◆ GIVEN INSTRUCTION
Using the data below, gather each line that includes the word "values".
=-=-=
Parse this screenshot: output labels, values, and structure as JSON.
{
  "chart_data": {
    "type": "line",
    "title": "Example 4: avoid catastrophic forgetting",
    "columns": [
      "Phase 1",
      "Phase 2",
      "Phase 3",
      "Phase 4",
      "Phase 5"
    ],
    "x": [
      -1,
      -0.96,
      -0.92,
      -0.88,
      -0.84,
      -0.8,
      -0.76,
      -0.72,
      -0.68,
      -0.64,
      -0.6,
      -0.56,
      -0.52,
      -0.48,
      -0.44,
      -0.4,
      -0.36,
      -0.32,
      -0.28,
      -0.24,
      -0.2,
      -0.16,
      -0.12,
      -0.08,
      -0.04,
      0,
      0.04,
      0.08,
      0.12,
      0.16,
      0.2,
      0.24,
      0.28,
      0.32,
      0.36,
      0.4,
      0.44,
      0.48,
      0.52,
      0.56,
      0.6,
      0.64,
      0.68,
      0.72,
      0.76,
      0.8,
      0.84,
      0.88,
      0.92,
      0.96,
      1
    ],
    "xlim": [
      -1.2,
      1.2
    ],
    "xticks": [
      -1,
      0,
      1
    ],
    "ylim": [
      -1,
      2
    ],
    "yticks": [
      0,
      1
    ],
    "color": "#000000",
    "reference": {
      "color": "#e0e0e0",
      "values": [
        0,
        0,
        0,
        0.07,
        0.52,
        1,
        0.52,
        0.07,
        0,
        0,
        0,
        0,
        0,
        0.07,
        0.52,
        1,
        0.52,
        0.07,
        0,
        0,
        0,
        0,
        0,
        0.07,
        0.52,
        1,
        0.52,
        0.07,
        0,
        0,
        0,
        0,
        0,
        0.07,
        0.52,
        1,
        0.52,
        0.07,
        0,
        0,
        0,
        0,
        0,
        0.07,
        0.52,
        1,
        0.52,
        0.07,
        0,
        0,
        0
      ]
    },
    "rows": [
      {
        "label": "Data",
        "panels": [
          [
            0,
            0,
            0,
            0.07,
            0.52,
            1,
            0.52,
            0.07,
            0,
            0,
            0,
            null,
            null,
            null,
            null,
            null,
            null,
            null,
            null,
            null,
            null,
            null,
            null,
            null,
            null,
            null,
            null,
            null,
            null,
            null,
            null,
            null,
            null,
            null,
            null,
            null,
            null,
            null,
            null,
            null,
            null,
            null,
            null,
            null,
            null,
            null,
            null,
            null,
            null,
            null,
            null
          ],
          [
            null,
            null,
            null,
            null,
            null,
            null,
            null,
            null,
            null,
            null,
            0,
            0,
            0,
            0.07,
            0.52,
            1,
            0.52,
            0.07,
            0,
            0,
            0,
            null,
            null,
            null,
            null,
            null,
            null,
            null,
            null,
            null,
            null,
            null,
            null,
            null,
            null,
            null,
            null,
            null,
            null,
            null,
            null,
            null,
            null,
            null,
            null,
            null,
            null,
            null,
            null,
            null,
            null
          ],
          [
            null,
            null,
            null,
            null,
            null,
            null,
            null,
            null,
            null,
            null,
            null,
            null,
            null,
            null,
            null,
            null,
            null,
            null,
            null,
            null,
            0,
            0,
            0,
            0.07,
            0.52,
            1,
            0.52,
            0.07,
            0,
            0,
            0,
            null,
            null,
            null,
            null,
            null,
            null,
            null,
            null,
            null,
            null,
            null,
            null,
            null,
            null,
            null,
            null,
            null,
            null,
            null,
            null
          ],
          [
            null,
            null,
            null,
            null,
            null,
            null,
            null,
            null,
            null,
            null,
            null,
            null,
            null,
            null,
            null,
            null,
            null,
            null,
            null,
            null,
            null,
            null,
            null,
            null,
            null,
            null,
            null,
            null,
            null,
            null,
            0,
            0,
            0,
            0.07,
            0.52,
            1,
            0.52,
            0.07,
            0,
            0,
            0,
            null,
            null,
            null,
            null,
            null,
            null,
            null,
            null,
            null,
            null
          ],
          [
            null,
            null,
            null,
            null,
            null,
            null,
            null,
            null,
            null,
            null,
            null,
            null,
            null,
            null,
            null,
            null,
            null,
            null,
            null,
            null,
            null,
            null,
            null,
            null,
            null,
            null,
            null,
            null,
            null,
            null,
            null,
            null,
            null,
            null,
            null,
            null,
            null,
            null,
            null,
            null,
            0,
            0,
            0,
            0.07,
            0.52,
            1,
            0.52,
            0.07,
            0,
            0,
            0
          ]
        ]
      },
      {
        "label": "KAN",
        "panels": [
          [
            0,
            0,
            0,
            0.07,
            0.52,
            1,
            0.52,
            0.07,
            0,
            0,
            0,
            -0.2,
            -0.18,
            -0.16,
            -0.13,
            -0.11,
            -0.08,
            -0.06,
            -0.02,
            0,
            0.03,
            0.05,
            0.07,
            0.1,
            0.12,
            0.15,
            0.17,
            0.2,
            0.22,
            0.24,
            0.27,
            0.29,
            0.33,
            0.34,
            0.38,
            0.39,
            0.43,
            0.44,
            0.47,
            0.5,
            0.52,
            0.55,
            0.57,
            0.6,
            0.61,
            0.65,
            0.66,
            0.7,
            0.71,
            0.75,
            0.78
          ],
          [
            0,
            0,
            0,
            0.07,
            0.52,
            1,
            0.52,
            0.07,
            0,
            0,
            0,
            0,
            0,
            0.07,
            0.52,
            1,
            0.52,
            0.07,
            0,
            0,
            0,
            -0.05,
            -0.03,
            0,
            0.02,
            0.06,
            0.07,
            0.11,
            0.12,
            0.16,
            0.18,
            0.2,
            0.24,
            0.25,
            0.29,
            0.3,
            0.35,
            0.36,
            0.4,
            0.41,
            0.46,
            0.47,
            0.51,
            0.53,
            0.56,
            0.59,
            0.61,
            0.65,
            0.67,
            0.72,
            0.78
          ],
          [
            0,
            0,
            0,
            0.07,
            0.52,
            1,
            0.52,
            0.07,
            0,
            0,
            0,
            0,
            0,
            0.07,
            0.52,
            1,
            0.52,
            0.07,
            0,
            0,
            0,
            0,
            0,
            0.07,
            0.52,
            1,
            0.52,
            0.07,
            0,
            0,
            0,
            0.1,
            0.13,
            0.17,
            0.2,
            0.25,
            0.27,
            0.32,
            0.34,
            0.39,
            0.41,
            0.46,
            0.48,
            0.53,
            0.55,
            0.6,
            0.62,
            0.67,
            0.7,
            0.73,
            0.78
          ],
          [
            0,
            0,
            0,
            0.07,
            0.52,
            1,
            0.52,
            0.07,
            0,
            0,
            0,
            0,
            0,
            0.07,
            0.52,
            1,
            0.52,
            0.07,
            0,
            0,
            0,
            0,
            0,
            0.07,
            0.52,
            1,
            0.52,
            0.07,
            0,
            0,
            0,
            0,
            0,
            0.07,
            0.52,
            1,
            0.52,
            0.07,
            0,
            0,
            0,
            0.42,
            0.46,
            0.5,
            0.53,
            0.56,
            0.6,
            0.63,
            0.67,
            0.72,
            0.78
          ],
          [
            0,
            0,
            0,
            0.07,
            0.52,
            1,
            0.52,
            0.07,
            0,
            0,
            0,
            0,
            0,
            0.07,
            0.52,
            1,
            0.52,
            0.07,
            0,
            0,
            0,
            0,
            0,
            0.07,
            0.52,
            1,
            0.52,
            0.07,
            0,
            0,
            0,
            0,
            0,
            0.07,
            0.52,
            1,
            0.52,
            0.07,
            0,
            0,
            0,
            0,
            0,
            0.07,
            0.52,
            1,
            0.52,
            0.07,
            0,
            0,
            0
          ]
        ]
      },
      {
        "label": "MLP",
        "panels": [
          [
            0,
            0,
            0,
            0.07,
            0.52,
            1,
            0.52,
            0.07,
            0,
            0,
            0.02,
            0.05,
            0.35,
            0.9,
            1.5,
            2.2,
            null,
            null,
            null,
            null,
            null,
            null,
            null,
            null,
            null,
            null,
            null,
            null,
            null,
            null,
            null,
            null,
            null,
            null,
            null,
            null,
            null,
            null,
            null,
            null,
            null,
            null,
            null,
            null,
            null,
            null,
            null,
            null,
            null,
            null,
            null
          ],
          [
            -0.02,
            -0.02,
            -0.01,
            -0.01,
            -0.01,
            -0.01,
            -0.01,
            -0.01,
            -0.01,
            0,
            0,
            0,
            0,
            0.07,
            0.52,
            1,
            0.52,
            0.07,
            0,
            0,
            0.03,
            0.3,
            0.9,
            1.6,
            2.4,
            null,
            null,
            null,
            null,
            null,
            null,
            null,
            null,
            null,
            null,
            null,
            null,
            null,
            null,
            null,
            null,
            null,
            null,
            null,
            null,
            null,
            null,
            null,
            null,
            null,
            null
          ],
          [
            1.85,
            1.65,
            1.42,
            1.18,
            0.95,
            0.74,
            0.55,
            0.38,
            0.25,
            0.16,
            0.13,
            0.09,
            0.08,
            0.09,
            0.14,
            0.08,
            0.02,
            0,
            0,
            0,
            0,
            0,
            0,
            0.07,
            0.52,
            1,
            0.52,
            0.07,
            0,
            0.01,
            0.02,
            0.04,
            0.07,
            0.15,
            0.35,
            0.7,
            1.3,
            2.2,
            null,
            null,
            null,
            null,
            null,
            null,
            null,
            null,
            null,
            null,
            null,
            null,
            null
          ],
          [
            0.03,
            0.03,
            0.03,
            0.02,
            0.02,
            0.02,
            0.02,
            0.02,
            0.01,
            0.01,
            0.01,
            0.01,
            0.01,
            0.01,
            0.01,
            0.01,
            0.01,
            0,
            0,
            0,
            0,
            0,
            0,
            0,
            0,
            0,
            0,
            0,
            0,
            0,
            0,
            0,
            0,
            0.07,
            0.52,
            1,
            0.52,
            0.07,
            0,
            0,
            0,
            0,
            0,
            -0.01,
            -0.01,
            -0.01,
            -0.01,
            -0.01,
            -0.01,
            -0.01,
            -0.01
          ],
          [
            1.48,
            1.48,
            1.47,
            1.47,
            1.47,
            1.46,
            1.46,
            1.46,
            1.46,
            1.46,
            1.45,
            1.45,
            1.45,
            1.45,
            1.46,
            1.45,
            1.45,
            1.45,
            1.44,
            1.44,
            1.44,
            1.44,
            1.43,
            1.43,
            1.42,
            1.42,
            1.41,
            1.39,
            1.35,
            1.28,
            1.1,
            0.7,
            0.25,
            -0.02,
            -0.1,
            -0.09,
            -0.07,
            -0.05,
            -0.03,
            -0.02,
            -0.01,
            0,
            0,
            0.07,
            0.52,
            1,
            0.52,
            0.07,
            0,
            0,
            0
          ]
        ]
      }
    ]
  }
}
=-=-=
◆ EXERCISE SOLUTION
Parse this screenshot: output labels, values, and structure as JSON.
      "values": [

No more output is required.